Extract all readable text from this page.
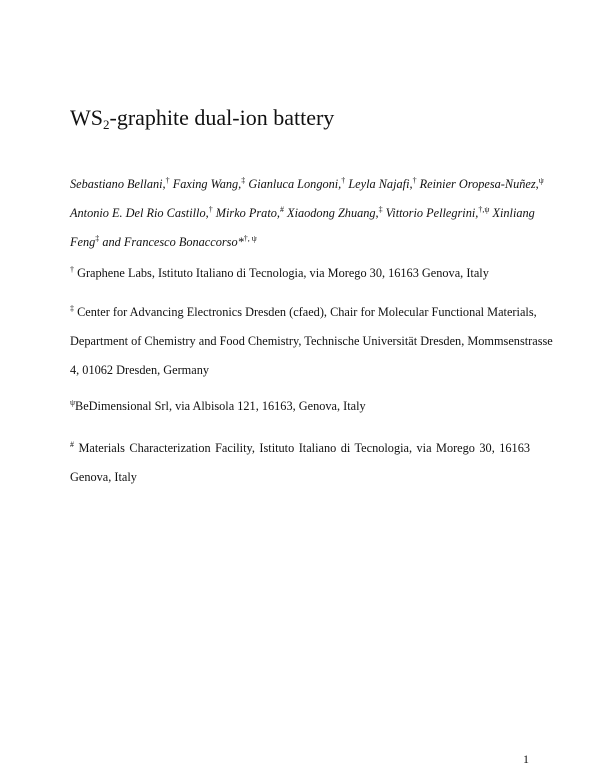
$WS_2$-graphite dual-ion battery
Sebastiano Bellani,† Faxing Wang,‡ Gianluca Longoni,† Leyla Najafi,† Reinier Oropesa-Nuñez,$^\psi$
Antonio E. Del Rio Castillo,† Mirko Prato,# Xiaodong Zhuang,‡ Vittorio Pellegrini,$^{\dagger,\psi}$ Xinliang
Feng‡ and Francesco Bonaccorso*$^{\dagger, \psi}$
† Graphene Labs, Istituto Italiano di Tecnologia, via Morego 30, 16163 Genova, Italy
‡ Center for Advancing Electronics Dresden (cfaed), Chair for Molecular Functional Materials,
Department of Chemistry and Food Chemistry, Technische Universität Dresden, Mommsenstrasse
4, 01062 Dresden, Germany
$^\psi$BeDimensional Srl, via Albisola 121, 16163, Genova, Italy
# Materials Characterization Facility, Istituto Italiano di Tecnologia, via Morego 30, 16163
Genova, Italy
1
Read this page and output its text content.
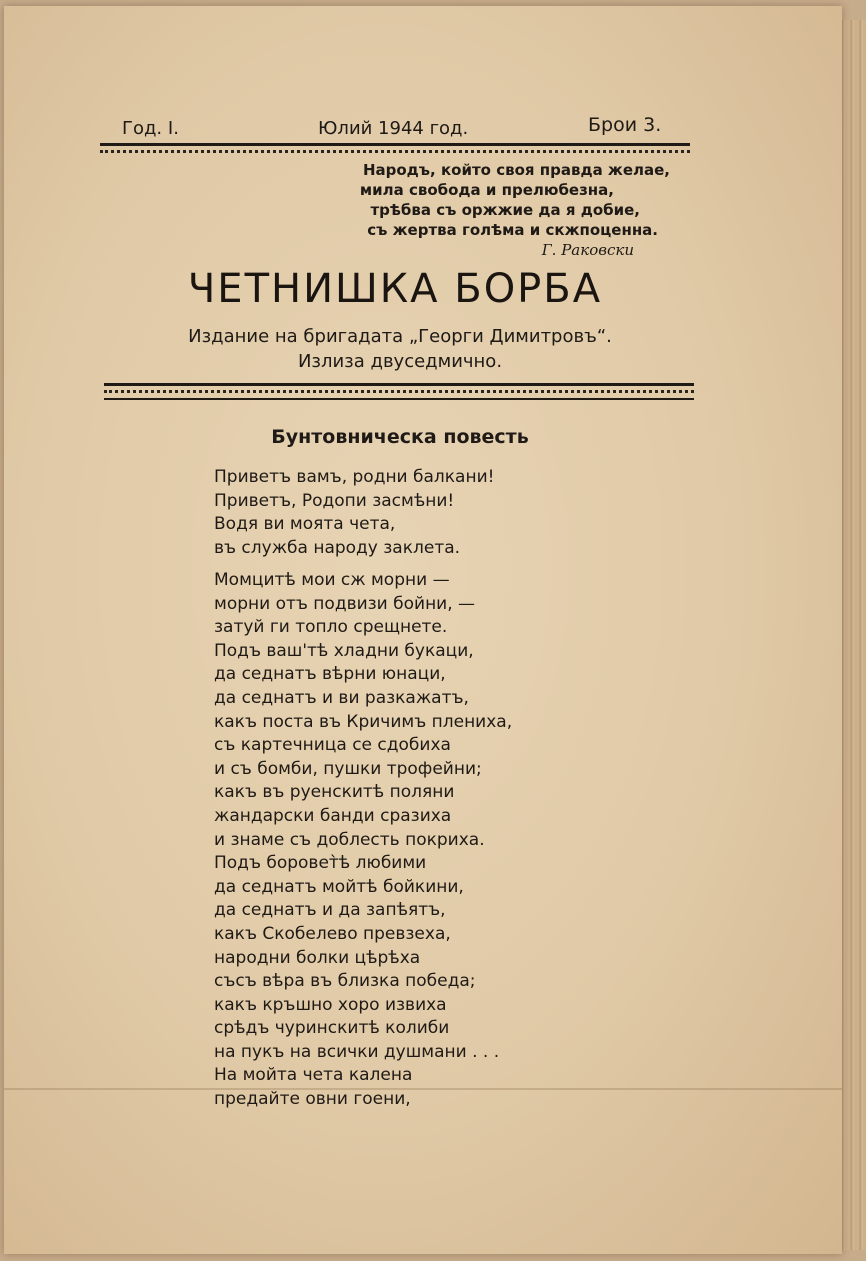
Год. I.	Юлий 1944 год.	Брои 3.
Народъ, който своя правда желае,
мила свобода и прелюбезна,
трѣбва съ оржжие да я добие,
съ жертва голѣма и скжпоценна.
Г. Раковски
ЧЕТНИШКА БОРБА
Издание на бригадата „Георги Димитровъ“.
Излиза двуседмично.
Бунтовническа повесть
Приветъ вамъ, родни балкани!
Приветъ, Родопи засмѣни!
Водя ви моята чета,
въ служба народу заклета.
Момцитѣ мои сж морни —
морни отъ подвизи бойни, —
затуй ги топло срещнете.
Подъ ваш'тѣ хладни букаци,
да седнатъ вѣрни юнаци,
да седнатъ и ви разкажатъ,
какъ поста въ Кричимъ плениха,
съ картечница се сдобиха
и съ бомби, пушки трофейни;
какъ въ руенскитѣ поляни
жандарски банди сразиха
и знаме съ доблесть покриха.
Подъ боровет̀ѣ любими
да седнатъ мойтѣ бойкини,
да седнатъ и да запѣятъ,
какъ Скобелево превзеха,
народни болки цѣрѣха
съсъ вѣра въ близка победа;
какъ кръшно хоро извиха
срѣдъ чуринскитѣ колиби
на пукъ на всички душмани . . .
На мойта чета калена
предайте овни гоени,
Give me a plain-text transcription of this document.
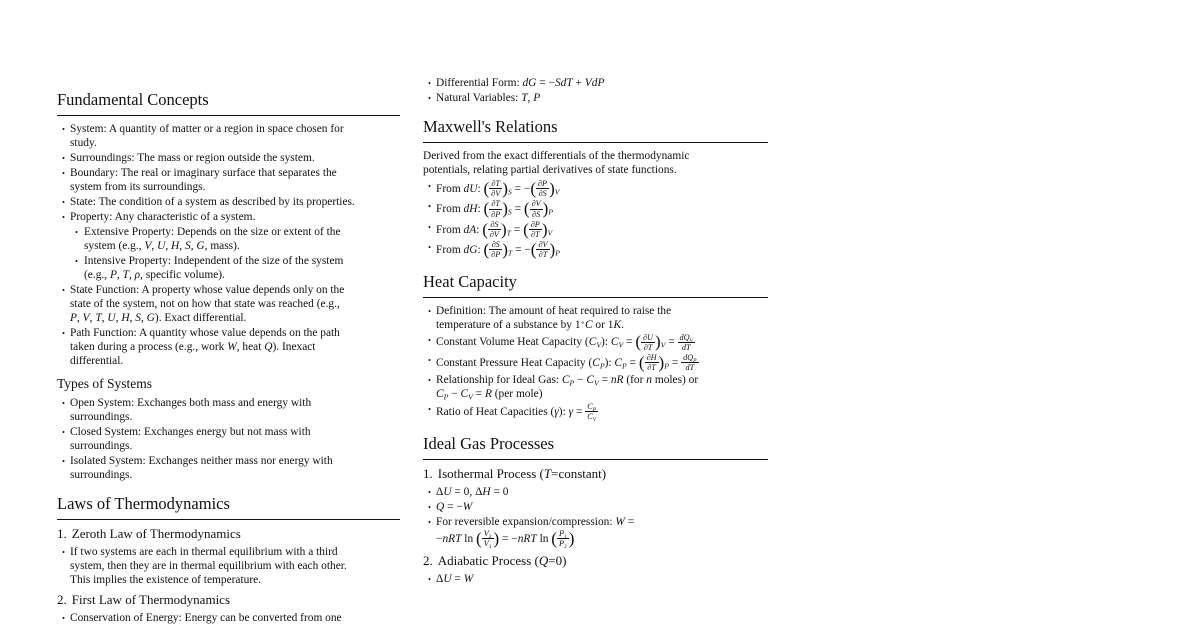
Fundamental Concepts
• System: A quantity of matter or a region in space chosen for
study.
• Surroundings: The mass or region outside the system.
• Boundary: The real or imaginary surface that separates the
system from its surroundings.
• State: The condition of a system as described by its properties.
• Property: Any characteristic of a system.
• Extensive Property: Depends on the size or extent of the
system (e.g., V, U, H, S, G, mass).
• Intensive Property: Independent of the size of the system
(e.g., P, T, ρ, specific volume).
• State Function: A property whose value depends only on the
state of the system, not on how that state was reached (e.g.,
P, V, T, U, H, S, G). Exact differential.
• Path Function: A quantity whose value depends on the path
taken during a process (e.g., work W, heat Q). Inexact
differential.
Types of Systems
• Open System: Exchanges both mass and energy with
surroundings.
• Closed System: Exchanges energy but not mass with
surroundings.
• Isolated System: Exchanges neither mass nor energy with
surroundings.
Laws of Thermodynamics
1. Zeroth Law of Thermodynamics
• If two systems are each in thermal equilibrium with a third
system, then they are in thermal equilibrium with each other.
This implies the existence of temperature.
2. First Law of Thermodynamics
• Conservation of Energy: Energy can be converted from one
• Differential Form: dG = −SdT + VdP
• Natural Variables: T, P
Maxwell's Relations
Derived from the exact differentials of the thermodynamic
potentials, relating partial derivatives of state functions.
• From dU: ( $\frac{\partial T}{\partial V} )_S$ = −( $\frac{\partial P}{\partial S} )_V$
• From dH: ( $\frac{\partial T}{\partial P} )_S$ = ( $\frac{\partial V}{\partial S} )_P$
• From dA: ( $\frac{\partial S}{\partial V} )_T$ = ( $\frac{\partial P}{\partial T} )_V$
• From dG: ( $\frac{\partial S}{\partial P} )_T$ = −( $\frac{\partial V}{\partial T} )_P$
Heat Capacity
• Definition: The amount of heat required to raise the
temperature of a substance by 1∘C or 1K.
• Constant Volume Heat Capacity $(C_V)$: $C_V$ = ( $\frac{\partial U}{\partial T} )_V = \frac{dQ_V}{dT}$
• Constant Pressure Heat Capacity $(C_P)$: $C_P$ = ( $\frac{\partial H}{\partial T} )_P = \frac{dQ_P}{dT}$
• Relationship for Ideal Gas: $C_P - C_V$ = nR (for n moles) or
$C_P - C_V = R$ (per mole)
• Ratio of Heat Capacities (γ): $\gamma = \frac{C_P}{C_V}$
Ideal Gas Processes
1. Isothermal Process (T=constant)
• ΔU = 0, ΔH = 0
• Q = −W
• For reversible expansion/compression: W =
−nRT ln ( $\frac{V_2}{V_1}$ ) = −nRT ln ( $\frac{P_1}{P_2}$ )
2. Adiabatic Process (Q=0)
• ΔU = W
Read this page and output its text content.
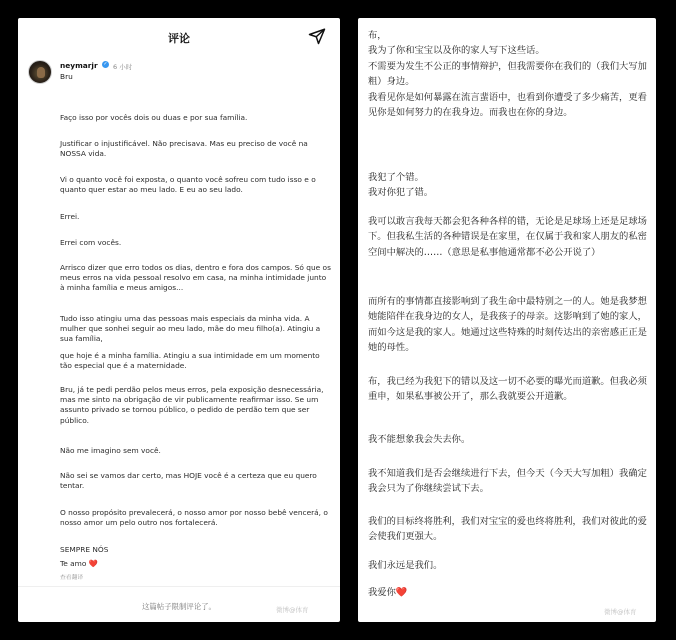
评论
neymarjr ✓ 6 小时
Bru

Faço isso por vocês dois ou duas e por sua família.

Justificar o injustificável. Não precisava. Mas eu preciso de você na NOSSA vida.

Vi o quanto você foi exposta, o quanto você sofreu com tudo isso e o quanto quer estar ao meu lado. E eu ao seu lado.

Errei.

Errei com vocês.

Arrisco dizer que erro todos os dias, dentro e fora dos campos. Só que os meus erros na vida pessoal resolvo em casa, na minha intimidade junto à minha família e meus amigos...

Tudo isso atingiu uma das pessoas mais especiais da minha vida. A mulher que sonhei seguir ao meu lado, mãe do meu filho(a). Atingiu a sua família,

que hoje é a minha família. Atingiu a sua intimidade em um momento tão especial que é a maternidade.

Bru, já te pedi perdão pelos meus erros, pela exposição desnecessária, mas me sinto na obrigação de vir publicamente reafirmar isso. Se um assunto privado se tornou público, o pedido de perdão tem que ser público.

Não me imagino sem você.

Não sei se vamos dar certo, mas HOJE você é a certeza que eu quero tentar.

O nosso propósito prevalecerá, o nosso amor por nosso bebê vencerá, o nosso amor um pelo outro nos fortalecerá.

SEMPRE NÓS

Te amo ❤️

查看翻译
这篇帖子限制评论了。	微博@体育

布，
我为了你和宝宝以及你的家人写下这些话。
不需要为发生不公正的事情辩护，但我需要你在我们的（我们大写加粗）身边。
我看见你是如何暴露在流言蜚语中，也看到你遭受了多少痛苦，更看见你是如何努力的在我身边。而我也在你的身边。

我犯了个错。
我对你犯了错。

我可以敢言我每天都会犯各种各样的错，无论是足球场上还是足球场下。但我私生活的各种错误是在家里，在仅属于我和家人朋友的私密空间中解决的……（意思是私事他通常都不必公开说了）

而所有的事情都直接影响到了我生命中最特别之一的人。她是我梦想她能陪伴在我身边的女人，是我孩子的母亲。这影响到了她的家人，而如今这是我的家人。她通过这些特殊的时刻传达出的亲密感正正是她的母性。

布，我已经为我犯下的错以及这一切不必要的曝光而道歉。但我必须重申，如果私事被公开了，那么我就要公开道歉。

我不能想象我会失去你。

我不知道我们是否会继续进行下去，但今天（今天大写加粗）我确定我会只为了你继续尝试下去。

我们的目标终将胜利，我们对宝宝的爱也终将胜利，我们对彼此的爱会使我们更强大。

我们永远是我们。

我爱你❤️

微博@体育
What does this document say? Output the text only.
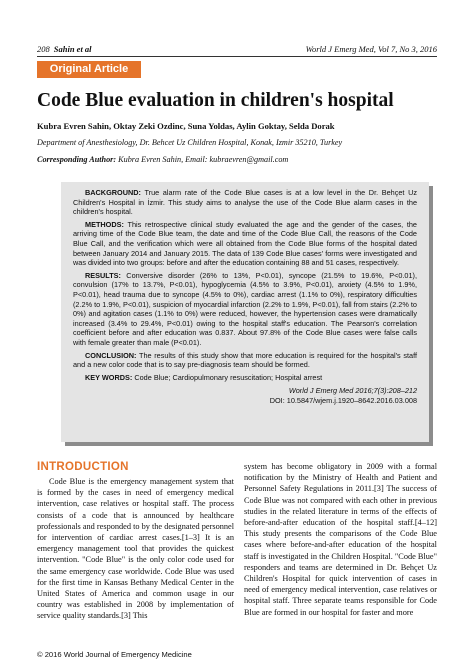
208 Sahin et al	World J Emerg Med, Vol 7, No 3, 2016
Original Article
Code Blue evaluation in children's hospital
Kubra Evren Sahin, Oktay Zeki Ozdinc, Suna Yoldas, Aylin Goktay, Selda Dorak
Department of Anesthesiology, Dr. Behcet Uz Children Hospital, Konak, Izmir 35210, Turkey
Corresponding Author: Kubra Evren Sahin, Email: kubraevren@gmail.com

BACKGROUND: True alarm rate of the Code Blue cases is at a low level in the Dr. Behçet Uz Children's Hospital in İzmir. This study aims to analyse the use of the Code Blue alarm cases in the children's hospital.

METHODS: This retrospective clinical study evaluated the age and the gender of the cases, the arriving time of the Code Blue team, the date and time of the Code Blue Call, the reasons of the Code Blue Call, and the verification which were all obtained from the Code Blue forms of the hospital dated between January 2014 and January 2015. The data of 139 Code Blue cases' forms were investigated and was divided into two groups: before and after the education containing 88 and 51 cases, respectively.

RESULTS: Conversive disorder (26% to 13%, P<0.01), syncope (21.5% to 19.6%, P<0.01), convulsion (17% to 13.7%, P<0.01), hypoglycemia (4.5% to 3.9%, P<0.01), anxiety (4.5% to 1.9%, P<0.01), head trauma due to syncope (4.5% to 0%), cardiac arrest (1.1% to 0%), respiratory difficulties (2.2% to 1.9%, P<0.01), suspicion of myocardial infarction (2.2% to 1.9%, P<0.01), fall from stairs (2.2% to 0%) and agitation cases (1.1% to 0%) were reduced, however, the hypertension cases were dramatically increased (3.4% to 29.4%, P<0.01) owing to the hospital staff's education. The Pearson's correlation coefficient before and after education was 0.837. About 97.8% of the Code Blue cases were false calls with female greater than male (P<0.01).

CONCLUSION: The results of this study show that more education is required for the hospital's staff and a new color code that is to say pre-diagnosis team should be formed.

KEY WORDS: Code Blue; Cardiopulmonary resuscitation; Hospital arrest

World J Emerg Med 2016;7(3):208–212

DOI: 10.5847/wjem.j.1920–8642.2016.03.008

INTRODUCTION

Code Blue is the emergency management system that is formed by the cases in need of emergency medical intervention, case relatives or hospital staff. The process consists of a code that is announced by healthcare professionals and responded to by the designated personnel for intervention of cardiac arrest cases.[1–3] It is an emergency management tool that provides the quickest intervention. "Code Blue" is the only color code used for the same emergency case worldwide. Code Blue was used for the first time in Kansas Bethany Medical Center in the United States of America and common usage in our country was established in 2008 by implementation of service quality standards.[3] This

system has become obligatory in 2009 with a formal notification by the Ministry of Health and Patient and Personnel Safety Regulations in 2011.[3] The success of Code Blue was not compared with each other in previous studies in the related literature in terms of the effects of before-and-after education of the hospital staff.[4–12] This study presents the comparisons of the Code Blue cases where before-and-after education of the hospital staff is investigated in the Children Hospital. "Code Blue" responders and teams are determined in Dr. Behçet Uz Children's Hospital for quick intervention of cases in need of emergency medical intervention, case relatives or hospital staff. Three separate teams responsible for Code Blue are formed in our hospital for faster and more

© 2016 World Journal of Emergency Medicine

### Objective:
Go through the preceding material and copy each line that has the word "temperature".

### Final answer:
This implies the existence of temperature.
temperature of a substance by 1∘C or 1K.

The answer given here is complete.